#### [Job]
Which lines hold the string "rate"? Copy every one of them.

#### [Rows]
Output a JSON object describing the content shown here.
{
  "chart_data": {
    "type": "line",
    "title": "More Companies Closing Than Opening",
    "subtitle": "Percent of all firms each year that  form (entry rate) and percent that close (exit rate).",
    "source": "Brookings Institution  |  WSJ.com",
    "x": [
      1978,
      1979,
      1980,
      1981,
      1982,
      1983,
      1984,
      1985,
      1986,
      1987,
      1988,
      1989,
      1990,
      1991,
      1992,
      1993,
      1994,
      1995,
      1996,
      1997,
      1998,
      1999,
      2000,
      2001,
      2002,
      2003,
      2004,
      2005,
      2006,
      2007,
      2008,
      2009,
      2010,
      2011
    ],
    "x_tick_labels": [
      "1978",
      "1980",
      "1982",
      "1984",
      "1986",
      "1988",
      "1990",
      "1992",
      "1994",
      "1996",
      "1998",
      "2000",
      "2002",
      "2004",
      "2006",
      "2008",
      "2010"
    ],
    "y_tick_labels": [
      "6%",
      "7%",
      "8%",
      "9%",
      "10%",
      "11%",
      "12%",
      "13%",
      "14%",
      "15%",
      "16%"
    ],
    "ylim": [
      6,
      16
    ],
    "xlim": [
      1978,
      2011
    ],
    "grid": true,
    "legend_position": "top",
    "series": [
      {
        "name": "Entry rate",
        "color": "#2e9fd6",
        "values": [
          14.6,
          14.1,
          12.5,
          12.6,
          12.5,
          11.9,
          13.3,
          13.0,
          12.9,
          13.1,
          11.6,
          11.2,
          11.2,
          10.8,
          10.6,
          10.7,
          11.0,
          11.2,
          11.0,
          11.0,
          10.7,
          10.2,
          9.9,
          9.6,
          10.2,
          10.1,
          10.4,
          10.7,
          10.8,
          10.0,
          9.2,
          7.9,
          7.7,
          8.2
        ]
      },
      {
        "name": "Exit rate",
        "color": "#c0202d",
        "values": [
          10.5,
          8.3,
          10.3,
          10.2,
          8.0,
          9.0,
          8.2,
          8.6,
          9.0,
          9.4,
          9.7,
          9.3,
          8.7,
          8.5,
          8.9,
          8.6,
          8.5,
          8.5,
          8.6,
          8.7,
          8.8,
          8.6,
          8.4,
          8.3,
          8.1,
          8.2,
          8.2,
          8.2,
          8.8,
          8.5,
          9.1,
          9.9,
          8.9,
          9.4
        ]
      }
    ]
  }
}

#### [The output]
    "subtitle": "Percent of all firms each year that  form (entry rate) and percent that close (exit rate).",
        "name": "Entry rate",
        "name": "Exit rate",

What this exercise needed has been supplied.